--- Brief ---
From the entries below, copy every line holding the word "reviews".

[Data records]
^^^^^^^^

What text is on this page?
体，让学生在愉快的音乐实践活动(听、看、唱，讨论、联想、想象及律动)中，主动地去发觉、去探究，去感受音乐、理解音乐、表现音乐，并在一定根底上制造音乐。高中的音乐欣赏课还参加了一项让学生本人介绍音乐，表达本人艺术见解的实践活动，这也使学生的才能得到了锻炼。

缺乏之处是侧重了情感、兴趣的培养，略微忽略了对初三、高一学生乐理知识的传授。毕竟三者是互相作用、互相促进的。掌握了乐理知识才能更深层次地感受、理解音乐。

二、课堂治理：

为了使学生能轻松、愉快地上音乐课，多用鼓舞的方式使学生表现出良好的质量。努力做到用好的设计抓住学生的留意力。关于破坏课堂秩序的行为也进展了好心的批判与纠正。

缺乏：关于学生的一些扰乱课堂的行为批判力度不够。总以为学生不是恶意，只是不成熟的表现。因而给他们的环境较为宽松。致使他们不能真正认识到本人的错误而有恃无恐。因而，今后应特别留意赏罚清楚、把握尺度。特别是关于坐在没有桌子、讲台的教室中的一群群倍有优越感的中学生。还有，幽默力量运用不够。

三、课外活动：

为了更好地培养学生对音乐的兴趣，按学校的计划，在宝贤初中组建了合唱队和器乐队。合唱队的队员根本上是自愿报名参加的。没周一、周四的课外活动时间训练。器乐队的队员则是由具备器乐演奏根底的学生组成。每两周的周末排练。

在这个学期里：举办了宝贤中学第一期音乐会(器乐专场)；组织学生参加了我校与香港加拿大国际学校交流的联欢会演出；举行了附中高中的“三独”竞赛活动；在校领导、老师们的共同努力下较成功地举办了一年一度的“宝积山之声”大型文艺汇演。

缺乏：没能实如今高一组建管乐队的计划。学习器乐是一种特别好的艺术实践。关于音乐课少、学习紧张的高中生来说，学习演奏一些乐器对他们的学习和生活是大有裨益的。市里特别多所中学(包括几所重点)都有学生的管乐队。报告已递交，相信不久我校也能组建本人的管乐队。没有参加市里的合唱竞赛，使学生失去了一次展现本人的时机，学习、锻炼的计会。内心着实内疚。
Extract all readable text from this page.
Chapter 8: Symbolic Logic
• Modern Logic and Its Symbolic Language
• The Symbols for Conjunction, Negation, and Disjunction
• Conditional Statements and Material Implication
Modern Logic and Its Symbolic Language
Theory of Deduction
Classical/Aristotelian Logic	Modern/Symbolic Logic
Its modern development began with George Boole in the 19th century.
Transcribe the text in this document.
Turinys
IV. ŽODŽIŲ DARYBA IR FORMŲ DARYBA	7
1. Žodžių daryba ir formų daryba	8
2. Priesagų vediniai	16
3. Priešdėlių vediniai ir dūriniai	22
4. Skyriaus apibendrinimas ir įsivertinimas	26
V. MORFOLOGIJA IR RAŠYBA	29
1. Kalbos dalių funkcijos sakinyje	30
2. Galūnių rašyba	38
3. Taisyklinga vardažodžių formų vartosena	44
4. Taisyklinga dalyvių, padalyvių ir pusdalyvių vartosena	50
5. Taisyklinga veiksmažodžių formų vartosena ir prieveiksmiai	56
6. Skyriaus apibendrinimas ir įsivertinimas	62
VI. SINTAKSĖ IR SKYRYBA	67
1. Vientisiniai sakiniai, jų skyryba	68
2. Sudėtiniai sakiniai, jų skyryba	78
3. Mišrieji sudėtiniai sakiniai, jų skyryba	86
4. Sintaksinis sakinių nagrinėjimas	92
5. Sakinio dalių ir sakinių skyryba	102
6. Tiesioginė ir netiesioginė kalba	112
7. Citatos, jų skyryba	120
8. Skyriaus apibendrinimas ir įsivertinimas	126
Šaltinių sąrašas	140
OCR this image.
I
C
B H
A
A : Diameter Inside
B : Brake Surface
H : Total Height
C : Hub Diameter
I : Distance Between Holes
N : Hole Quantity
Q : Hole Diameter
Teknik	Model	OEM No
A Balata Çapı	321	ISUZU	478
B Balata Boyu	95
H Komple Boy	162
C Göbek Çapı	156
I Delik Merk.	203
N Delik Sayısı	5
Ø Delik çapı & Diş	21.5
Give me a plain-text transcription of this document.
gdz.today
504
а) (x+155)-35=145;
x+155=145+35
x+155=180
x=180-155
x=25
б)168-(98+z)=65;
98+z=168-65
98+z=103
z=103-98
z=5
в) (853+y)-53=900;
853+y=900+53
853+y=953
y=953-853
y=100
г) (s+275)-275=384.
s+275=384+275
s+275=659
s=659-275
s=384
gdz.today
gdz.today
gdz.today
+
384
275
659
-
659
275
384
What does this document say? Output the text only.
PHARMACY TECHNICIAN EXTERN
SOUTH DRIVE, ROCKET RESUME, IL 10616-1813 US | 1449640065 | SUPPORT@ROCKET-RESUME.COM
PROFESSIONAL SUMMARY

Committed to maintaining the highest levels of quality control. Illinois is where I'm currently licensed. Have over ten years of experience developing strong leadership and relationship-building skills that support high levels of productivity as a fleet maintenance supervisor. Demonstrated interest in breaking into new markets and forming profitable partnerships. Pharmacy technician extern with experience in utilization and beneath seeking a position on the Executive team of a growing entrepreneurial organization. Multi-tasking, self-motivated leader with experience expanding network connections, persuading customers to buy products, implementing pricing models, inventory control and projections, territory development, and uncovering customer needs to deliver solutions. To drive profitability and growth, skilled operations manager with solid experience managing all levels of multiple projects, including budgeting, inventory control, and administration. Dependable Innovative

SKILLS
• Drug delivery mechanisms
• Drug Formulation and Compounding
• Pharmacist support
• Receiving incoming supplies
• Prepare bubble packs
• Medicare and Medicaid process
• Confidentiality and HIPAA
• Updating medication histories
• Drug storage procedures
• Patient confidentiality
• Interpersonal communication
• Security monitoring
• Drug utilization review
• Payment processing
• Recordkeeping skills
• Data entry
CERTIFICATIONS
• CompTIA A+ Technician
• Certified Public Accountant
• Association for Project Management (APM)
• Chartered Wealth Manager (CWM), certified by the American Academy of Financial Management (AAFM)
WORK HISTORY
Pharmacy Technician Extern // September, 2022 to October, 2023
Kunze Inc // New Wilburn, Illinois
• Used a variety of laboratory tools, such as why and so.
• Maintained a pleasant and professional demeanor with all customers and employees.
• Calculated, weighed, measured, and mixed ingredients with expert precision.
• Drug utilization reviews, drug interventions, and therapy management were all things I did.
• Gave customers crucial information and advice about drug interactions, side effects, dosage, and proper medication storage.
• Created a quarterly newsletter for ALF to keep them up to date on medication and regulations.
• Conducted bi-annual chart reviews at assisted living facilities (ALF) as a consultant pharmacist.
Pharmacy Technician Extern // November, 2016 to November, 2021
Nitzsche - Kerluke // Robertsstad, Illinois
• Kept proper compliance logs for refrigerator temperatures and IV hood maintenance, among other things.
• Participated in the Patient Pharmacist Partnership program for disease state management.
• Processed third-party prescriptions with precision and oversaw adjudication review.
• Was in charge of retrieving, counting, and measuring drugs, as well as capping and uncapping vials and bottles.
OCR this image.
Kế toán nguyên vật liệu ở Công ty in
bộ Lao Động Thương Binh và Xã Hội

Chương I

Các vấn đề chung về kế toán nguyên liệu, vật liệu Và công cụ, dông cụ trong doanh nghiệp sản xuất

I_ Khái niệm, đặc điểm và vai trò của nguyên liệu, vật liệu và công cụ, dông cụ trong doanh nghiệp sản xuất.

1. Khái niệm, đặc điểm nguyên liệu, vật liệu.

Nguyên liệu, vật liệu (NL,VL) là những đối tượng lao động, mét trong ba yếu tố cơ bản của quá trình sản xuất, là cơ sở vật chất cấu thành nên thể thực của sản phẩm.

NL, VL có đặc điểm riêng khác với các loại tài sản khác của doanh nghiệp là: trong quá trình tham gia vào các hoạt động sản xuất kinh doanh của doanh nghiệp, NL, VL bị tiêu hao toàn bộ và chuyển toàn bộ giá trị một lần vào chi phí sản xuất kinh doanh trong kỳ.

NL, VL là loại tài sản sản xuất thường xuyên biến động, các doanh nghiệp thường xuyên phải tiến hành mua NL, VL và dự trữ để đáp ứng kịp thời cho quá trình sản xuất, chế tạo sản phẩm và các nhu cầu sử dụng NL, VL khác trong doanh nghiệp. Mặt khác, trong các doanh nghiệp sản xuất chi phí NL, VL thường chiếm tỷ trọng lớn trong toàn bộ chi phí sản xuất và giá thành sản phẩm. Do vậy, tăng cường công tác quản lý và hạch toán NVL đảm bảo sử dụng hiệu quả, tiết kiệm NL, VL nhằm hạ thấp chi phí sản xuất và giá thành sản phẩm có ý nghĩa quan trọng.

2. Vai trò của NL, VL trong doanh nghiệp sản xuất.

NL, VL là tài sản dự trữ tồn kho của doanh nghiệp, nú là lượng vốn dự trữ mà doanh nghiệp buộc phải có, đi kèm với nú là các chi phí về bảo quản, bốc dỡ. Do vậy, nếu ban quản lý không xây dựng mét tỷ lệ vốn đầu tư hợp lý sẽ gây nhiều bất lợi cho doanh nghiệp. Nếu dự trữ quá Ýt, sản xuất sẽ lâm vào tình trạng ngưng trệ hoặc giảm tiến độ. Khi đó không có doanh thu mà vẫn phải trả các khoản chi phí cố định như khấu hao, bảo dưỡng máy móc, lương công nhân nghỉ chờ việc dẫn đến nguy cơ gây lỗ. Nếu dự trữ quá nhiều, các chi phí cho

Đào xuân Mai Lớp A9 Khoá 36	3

^^^^^^^^

--- Result of the exercise ---
• Drug utilization reviews, drug interventions, and therapy management were all things I did.
• Conducted bi-annual chart reviews at assisted living facilities (ALF) as a consultant pharmacist.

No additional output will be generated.